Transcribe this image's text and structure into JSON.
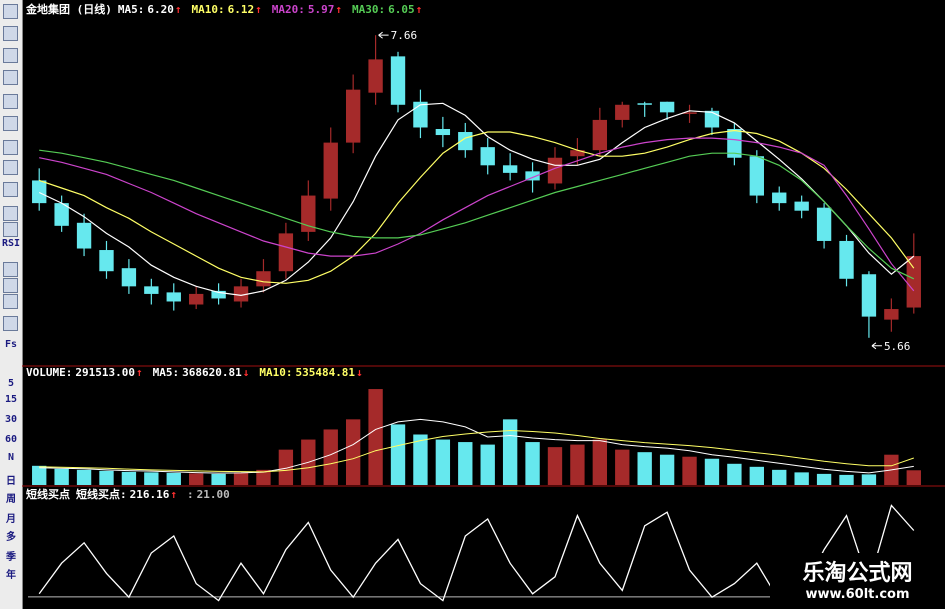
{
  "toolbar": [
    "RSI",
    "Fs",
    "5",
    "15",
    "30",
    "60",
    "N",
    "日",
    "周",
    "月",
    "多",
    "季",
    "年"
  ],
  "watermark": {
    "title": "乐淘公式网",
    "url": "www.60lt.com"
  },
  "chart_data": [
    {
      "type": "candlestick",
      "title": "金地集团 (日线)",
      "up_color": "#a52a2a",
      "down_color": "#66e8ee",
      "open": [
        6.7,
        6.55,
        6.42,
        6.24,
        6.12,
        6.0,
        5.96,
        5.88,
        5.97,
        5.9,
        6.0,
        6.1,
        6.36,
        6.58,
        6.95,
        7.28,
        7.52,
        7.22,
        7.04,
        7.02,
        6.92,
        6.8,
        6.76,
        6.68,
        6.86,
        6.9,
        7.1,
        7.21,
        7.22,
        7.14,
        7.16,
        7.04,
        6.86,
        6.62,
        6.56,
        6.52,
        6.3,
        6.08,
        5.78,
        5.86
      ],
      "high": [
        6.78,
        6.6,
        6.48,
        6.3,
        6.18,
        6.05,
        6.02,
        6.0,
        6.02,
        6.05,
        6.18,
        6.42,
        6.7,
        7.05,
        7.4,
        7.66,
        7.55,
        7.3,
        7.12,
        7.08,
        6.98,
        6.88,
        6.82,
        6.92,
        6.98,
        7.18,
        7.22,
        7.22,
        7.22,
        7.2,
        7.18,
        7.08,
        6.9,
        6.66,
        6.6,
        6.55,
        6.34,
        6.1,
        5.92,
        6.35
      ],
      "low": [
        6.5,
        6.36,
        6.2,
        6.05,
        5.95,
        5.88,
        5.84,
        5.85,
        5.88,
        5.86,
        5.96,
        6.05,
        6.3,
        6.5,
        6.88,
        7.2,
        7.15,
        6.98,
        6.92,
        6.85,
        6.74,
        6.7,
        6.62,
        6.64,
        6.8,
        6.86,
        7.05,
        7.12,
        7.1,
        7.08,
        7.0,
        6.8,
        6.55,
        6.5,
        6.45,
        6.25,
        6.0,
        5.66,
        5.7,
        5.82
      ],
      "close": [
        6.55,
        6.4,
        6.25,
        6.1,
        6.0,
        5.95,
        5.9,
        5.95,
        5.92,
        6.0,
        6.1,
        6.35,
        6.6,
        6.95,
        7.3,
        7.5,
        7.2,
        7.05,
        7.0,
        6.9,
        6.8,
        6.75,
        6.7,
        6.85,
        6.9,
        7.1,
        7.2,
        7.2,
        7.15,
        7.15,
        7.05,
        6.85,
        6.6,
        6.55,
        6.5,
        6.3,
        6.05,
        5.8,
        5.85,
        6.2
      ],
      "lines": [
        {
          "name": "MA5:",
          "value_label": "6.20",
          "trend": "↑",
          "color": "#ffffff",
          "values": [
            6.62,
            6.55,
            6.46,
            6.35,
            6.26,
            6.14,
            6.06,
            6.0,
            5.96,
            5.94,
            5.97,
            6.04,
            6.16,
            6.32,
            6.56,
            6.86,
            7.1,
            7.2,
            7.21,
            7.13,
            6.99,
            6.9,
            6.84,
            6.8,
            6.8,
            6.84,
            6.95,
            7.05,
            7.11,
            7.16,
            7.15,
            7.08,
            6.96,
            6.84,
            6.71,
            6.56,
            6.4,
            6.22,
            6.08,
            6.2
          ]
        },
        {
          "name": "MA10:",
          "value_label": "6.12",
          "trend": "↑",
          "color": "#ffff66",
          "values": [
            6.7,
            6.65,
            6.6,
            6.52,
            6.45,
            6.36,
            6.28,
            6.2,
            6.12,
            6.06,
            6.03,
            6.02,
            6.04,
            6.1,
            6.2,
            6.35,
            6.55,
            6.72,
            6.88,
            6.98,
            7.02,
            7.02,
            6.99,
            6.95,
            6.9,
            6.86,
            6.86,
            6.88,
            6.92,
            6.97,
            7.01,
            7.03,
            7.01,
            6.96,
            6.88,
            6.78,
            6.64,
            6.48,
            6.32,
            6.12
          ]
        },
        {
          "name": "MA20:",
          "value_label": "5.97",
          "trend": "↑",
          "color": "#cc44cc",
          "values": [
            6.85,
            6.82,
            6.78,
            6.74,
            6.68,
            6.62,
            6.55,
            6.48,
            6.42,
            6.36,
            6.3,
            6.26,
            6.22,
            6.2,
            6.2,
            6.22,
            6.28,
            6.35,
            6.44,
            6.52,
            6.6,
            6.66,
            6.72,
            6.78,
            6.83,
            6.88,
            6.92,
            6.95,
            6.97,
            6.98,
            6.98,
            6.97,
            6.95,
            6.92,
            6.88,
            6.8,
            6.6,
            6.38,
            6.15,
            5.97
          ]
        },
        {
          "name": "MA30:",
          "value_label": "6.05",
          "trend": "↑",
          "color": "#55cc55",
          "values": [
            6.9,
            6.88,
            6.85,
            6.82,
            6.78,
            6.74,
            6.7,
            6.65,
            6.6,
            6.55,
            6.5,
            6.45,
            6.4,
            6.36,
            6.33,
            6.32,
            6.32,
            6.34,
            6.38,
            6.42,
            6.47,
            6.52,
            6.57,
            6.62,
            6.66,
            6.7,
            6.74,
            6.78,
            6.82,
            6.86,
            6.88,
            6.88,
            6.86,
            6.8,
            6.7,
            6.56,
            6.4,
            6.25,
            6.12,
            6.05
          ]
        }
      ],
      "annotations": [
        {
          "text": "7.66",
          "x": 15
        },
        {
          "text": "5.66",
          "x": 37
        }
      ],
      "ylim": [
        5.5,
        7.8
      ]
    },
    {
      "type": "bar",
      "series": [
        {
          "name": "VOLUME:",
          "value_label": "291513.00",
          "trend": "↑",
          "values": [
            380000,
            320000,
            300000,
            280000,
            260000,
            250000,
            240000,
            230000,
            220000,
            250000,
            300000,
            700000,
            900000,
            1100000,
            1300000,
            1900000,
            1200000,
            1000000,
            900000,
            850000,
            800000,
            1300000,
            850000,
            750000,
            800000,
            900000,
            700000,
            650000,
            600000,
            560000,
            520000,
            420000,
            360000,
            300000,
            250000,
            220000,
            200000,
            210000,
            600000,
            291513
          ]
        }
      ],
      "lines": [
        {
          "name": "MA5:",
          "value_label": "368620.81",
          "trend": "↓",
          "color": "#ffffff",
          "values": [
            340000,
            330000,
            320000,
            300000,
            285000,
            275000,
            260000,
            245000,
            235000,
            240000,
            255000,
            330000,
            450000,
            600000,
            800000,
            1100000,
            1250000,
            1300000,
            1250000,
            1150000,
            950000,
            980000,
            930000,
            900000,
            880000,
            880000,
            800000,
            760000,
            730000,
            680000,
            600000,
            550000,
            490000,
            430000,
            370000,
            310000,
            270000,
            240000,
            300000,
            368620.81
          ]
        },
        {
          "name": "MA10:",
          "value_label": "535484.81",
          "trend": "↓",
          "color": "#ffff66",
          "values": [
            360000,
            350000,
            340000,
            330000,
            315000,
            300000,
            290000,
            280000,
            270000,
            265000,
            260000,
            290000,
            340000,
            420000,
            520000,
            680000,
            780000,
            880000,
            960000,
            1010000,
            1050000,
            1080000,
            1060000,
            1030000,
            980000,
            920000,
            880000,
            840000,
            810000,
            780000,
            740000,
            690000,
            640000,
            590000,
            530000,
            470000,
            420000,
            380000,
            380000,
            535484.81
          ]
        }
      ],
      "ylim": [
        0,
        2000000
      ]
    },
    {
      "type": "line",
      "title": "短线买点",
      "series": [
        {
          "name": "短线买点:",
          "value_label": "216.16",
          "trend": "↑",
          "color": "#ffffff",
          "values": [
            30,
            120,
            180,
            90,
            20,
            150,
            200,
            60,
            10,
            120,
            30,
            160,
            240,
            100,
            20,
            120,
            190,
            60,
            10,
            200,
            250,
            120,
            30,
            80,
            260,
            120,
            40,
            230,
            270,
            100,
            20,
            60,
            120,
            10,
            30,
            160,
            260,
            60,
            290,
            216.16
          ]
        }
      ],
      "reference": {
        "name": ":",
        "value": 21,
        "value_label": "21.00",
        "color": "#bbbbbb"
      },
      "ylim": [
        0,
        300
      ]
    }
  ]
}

━━━━━━━━━━

### What you need to do
State how many lines of the listing above include the word "text". Give nothing but the number.

### Response for this exercise
3